Your instructions
Separate out the lines that hold "LINEAR".

═══ Exercise inputs

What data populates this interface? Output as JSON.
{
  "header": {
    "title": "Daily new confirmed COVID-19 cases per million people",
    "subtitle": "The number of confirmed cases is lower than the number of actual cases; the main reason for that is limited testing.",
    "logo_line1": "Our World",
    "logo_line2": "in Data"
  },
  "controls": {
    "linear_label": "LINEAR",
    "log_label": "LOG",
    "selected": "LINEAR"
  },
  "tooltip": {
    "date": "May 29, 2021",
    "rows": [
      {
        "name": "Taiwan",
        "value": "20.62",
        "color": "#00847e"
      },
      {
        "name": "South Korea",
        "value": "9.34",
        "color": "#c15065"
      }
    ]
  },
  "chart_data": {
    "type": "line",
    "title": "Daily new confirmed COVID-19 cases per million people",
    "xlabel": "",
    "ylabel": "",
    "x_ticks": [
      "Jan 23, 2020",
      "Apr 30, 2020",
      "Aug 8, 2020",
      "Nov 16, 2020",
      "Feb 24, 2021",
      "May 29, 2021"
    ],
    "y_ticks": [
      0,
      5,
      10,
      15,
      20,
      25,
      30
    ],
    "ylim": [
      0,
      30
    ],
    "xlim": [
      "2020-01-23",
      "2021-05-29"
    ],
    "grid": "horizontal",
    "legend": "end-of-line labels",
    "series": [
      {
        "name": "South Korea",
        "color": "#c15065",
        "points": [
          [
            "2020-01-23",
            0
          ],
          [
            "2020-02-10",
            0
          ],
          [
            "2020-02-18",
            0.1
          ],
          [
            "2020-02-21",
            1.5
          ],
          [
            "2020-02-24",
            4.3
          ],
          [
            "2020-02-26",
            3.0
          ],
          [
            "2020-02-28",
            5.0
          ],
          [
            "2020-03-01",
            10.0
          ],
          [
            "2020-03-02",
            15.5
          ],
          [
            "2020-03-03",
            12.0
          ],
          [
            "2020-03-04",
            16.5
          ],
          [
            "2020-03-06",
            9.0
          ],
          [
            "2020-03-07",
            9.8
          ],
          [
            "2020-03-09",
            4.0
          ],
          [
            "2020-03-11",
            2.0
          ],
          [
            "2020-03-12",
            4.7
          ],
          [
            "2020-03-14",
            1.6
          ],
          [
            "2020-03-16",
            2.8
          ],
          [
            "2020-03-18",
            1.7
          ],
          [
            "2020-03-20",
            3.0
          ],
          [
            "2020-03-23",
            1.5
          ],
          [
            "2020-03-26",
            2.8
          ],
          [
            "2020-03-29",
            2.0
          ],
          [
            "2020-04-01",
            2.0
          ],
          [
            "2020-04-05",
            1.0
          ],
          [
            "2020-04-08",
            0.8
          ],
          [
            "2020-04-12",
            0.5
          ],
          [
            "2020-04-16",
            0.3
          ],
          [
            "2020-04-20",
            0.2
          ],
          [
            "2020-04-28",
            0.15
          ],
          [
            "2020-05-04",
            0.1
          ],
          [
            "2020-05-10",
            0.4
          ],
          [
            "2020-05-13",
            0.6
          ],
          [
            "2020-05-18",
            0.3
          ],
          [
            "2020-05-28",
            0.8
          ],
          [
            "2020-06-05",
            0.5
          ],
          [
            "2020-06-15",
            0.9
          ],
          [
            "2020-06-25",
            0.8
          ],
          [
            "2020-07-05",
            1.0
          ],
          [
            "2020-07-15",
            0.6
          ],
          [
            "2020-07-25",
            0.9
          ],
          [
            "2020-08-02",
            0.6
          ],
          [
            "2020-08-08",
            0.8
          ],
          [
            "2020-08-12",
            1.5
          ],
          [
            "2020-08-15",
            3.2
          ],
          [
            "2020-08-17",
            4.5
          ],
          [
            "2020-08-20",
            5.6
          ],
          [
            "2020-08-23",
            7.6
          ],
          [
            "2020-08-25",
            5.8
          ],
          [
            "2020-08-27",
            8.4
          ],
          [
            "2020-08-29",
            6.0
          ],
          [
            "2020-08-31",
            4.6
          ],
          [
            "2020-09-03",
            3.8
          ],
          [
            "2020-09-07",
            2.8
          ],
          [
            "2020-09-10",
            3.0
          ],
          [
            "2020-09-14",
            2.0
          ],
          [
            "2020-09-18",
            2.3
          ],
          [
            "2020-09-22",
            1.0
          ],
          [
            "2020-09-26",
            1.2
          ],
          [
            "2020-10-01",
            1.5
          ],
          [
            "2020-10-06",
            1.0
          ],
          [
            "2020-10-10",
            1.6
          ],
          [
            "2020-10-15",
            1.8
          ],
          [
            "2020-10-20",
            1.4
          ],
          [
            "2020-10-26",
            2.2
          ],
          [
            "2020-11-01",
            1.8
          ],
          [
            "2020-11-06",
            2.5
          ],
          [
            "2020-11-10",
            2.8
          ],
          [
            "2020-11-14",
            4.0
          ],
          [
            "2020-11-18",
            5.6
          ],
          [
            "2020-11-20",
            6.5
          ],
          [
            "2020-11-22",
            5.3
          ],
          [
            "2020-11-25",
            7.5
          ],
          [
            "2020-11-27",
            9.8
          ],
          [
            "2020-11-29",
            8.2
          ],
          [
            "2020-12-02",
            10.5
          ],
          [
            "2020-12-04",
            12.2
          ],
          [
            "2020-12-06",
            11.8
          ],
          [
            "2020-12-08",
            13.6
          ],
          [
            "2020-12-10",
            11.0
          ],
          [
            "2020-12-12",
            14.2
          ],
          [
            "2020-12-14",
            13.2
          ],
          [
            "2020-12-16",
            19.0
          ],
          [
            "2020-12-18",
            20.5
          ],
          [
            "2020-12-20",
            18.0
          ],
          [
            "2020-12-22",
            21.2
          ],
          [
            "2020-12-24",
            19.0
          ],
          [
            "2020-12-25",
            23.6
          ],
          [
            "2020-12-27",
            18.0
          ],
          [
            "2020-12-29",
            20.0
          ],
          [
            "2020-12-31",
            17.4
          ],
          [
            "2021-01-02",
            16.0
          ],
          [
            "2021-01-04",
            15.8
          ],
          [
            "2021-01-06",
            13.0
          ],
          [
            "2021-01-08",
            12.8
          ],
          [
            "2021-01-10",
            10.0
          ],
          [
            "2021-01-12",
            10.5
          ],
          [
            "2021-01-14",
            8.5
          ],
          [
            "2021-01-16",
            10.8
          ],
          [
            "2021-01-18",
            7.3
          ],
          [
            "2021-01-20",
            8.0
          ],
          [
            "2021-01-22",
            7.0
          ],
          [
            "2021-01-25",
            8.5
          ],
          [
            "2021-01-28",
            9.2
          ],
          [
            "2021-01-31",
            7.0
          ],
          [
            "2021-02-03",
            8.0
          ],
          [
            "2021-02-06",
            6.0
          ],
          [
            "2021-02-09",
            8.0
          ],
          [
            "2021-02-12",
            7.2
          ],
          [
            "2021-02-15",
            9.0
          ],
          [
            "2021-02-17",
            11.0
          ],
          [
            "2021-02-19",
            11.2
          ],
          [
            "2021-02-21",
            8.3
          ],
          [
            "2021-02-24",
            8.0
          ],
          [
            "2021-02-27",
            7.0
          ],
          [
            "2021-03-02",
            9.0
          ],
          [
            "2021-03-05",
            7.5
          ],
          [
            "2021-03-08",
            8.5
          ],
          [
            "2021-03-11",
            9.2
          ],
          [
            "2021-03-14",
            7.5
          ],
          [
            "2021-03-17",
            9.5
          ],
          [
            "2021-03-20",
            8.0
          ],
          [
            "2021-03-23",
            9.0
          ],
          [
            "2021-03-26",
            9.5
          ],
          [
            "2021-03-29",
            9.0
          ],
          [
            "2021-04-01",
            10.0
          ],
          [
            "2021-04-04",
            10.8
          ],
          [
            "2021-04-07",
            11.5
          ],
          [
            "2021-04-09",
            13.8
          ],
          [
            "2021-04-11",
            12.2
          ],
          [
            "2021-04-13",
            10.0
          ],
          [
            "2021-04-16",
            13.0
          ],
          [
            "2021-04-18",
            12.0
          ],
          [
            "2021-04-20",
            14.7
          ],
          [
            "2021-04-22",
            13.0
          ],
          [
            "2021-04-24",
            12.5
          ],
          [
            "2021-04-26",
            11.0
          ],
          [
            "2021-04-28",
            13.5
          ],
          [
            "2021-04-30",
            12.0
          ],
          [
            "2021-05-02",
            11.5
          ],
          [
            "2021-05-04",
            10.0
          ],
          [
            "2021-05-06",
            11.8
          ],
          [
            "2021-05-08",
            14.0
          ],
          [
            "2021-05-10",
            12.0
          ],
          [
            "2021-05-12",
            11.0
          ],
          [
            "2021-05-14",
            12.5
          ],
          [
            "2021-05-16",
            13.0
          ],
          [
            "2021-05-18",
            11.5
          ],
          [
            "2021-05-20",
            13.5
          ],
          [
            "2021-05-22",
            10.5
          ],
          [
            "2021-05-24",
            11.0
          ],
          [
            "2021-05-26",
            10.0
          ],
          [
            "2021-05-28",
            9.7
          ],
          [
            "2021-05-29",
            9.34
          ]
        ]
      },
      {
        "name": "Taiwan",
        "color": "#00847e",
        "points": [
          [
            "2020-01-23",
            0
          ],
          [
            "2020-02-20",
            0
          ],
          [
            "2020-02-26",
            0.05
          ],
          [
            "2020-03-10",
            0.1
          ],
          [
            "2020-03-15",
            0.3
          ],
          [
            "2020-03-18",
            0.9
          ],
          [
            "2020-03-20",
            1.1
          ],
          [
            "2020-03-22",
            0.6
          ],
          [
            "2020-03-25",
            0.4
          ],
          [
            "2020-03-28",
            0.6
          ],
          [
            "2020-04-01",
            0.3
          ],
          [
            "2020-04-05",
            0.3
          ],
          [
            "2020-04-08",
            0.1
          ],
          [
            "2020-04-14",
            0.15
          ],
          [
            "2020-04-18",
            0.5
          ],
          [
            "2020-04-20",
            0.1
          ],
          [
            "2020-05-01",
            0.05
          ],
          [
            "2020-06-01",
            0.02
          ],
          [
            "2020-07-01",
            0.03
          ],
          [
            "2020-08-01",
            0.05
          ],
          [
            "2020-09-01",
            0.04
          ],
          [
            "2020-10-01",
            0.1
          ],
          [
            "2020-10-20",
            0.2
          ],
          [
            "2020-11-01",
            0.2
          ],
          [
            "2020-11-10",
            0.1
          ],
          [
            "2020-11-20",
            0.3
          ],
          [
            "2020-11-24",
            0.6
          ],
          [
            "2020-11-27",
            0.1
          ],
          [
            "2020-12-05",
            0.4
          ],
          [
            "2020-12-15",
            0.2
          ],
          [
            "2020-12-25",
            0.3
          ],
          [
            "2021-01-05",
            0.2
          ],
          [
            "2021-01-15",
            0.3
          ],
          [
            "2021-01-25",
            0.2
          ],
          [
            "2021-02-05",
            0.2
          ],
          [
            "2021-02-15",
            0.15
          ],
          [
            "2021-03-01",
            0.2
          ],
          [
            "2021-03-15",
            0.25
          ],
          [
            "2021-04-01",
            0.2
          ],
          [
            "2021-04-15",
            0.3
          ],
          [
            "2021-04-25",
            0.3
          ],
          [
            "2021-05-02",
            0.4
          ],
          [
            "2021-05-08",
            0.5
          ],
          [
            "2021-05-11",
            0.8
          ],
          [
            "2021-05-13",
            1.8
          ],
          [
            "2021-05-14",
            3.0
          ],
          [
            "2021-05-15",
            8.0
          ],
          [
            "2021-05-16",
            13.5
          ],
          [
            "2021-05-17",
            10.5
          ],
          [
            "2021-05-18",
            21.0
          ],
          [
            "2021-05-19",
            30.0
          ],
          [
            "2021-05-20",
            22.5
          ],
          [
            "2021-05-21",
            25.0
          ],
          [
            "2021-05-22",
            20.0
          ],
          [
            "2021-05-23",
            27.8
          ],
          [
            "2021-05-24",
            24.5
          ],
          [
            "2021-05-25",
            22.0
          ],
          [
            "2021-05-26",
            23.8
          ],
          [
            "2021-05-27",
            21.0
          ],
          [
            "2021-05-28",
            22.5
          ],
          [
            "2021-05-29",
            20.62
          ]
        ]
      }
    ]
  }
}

══════

Output below
    "linear_label": "LINEAR",
    "selected": "LINEAR"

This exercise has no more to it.